_WHAT IS ASKED_
Put this sentence from the NASM commit notice below into Spanish: "Fix the error message for invalid encodings due to flags."

[nasm:master] Document CPU LATEVEX, add CPU EVEX and CPU VEX flags
nasm-bot for H. Peter Anvin
hpa at zytor.com
Wed Dec 7 10:54:06 PST 2022
Commit-ID: 55dc058356abdbf3606c6c0bcd4d52d76cb2e90b
Gitweb: http://repo.or.cz/w/nasm.git?a=commitdiff;h=55dc058356abdbf3606c6c0bcd4d52d76cb2e90b
Author: H. Peter Anvin <hpa at zytor.com>
AuthorDate: Wed, 7 Dec 2022 10:04:40 -0800
Committer: H. Peter Anvin <hpa at zytor.com>
CommitDate: Wed, 7 Dec 2022 10:11:21 -0800
Document CPU LATEVEX, add CPU EVEX and CPU VEX flags
Document CPU LATEVEX and the associated prefixes; add CPU EVEX and CPU
VEX flags to further control encodings.
Fix the error message for invalid encodings due to flags.
Signed-off-by: H. Peter Anvin <hpa at zytor.com>
---
asm/assemble.c | 19 ++++++++---
asm/directiv.c | 4 ++-
doc/changes.src | 21 ++++++++++--
doc/nasmdoc.src | 98 +++++++++++++++++++++++++++++++++++++++-----------------
test/latevex.asm | 42 ++++++++++++++++++++++--
5 files changed, 145 insertions(+), 39 deletions(-)
diff --git a/asm/assemble.c b/asm/assemble.c
index 1880a282..7eab5ce1 100644
--- a/asm/assemble.c
+++ b/asm/assemble.c
@@ -934,8 +934,12 @@ int64_t assemble(int32_t segment, int64_t start, int bits, insn *instruction)
nasm_nonfatal("instruction not supported in %d-bit mode", bits);
break;
case MERR_ENCMISMATCH:
- nasm_nonfatal("instruction not encodable with %s prefix",
- prefix_name(instruction->prefixes[PPS_REX]));
+ if (!instruction->prefixes[PPS_REX]) {
+ nasm_nonfatal("instruction not encodable without explicit prefix");
+ } else {
+ nasm_nonfatal("instruction not encodable with %s prefix",
+ prefix_name(instruction->prefixes[PPS_REX]));
+ }
break;
case MERR_BADBND:
case MERR_BADREPNE:
@@ -2552,9 +2556,16 @@ static enum match_result matches(const struct itemplate *itemp,
return MERR_ENCMISMATCH;
break;
default:
- if (itemp_has(itemp, IF_LATEVEX)) {
- if (!iflag_test(&cpu, IF_LATEVEX))
+ if (itemp_has(itemp, IF_EVEX)) {
+ if (!iflag_test(&cpu, IF_EVEX))
+ return MERR_ENCMISMATCH;
+ } else if (itemp_has(itemp, IF_VEX)) {
+ if (!iflag_test(&cpu, IF_VEX)) {
return MERR_ENCMISMATCH;
+ } else if (itemp_has(itemp, IF_LATEVEX)) {
+ if (!iflag_test(&cpu, IF_LATEVEX) && iflag_test(&cpu, IF_EVEX))
+ return MERR_ENCMISMATCH;
+ }
}
break;
}
diff --git a/asm/directiv.c b/asm/directiv.c
index 901d35c1..a4f54b4b 100644
--- a/asm/directiv.c
+++ b/asm/directiv.c
@@ -111,7 +111,9 @@ void set_cpu(const char *value)

_DATA ROWS_
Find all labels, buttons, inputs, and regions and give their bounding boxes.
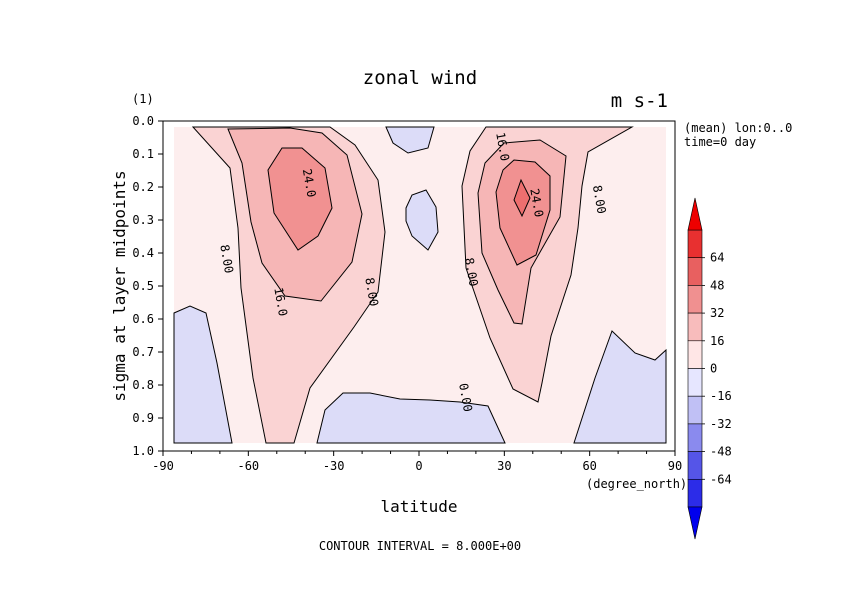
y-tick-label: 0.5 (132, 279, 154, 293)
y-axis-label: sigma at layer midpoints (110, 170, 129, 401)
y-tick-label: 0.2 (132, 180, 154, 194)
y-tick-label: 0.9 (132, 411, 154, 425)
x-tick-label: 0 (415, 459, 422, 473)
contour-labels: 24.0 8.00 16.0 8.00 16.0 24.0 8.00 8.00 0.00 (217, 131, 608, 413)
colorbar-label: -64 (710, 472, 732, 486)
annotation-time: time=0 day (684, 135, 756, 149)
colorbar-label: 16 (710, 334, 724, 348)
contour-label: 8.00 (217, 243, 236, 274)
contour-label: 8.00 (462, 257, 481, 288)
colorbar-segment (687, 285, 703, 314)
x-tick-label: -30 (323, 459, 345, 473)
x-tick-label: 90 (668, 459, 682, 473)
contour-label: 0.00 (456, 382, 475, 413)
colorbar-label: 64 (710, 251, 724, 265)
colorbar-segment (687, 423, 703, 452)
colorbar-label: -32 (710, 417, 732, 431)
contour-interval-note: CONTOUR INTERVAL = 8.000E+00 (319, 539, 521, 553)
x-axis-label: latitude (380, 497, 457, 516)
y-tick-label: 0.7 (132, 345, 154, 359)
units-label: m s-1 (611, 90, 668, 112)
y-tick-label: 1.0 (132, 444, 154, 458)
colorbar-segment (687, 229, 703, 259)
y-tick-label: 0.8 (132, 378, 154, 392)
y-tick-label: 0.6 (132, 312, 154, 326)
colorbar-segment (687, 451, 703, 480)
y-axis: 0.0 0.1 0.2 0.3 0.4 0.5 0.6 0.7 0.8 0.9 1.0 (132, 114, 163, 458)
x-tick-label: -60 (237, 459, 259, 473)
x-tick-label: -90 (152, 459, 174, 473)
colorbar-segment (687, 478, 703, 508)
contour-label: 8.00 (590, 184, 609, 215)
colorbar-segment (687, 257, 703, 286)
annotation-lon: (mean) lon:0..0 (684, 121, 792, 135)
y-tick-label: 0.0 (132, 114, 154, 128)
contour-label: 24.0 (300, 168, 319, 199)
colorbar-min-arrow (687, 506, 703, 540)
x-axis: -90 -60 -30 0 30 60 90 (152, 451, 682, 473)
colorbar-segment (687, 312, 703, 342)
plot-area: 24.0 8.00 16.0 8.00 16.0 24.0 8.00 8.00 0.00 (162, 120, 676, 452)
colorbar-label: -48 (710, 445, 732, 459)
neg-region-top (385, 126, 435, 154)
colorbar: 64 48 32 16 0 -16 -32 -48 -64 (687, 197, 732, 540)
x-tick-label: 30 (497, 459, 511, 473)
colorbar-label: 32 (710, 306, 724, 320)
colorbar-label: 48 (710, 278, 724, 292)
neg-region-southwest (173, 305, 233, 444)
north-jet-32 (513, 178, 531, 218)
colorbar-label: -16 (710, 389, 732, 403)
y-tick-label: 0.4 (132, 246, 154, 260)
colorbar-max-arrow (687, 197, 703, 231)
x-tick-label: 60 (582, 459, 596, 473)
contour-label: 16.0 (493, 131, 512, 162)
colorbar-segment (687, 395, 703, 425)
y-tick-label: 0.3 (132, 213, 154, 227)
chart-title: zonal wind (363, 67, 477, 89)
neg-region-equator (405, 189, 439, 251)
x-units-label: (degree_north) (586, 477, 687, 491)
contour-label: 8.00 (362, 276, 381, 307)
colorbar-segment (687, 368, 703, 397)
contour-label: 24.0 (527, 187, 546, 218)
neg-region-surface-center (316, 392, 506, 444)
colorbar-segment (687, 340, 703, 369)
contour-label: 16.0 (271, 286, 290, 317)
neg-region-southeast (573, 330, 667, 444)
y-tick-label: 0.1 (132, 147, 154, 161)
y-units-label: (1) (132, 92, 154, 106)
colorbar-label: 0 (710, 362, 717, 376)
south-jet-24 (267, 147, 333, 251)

_RESPONSE TO THIS EXERCISE_
Corrige el mensaje de error para las codificaciones no válidas debidas a los indicadores.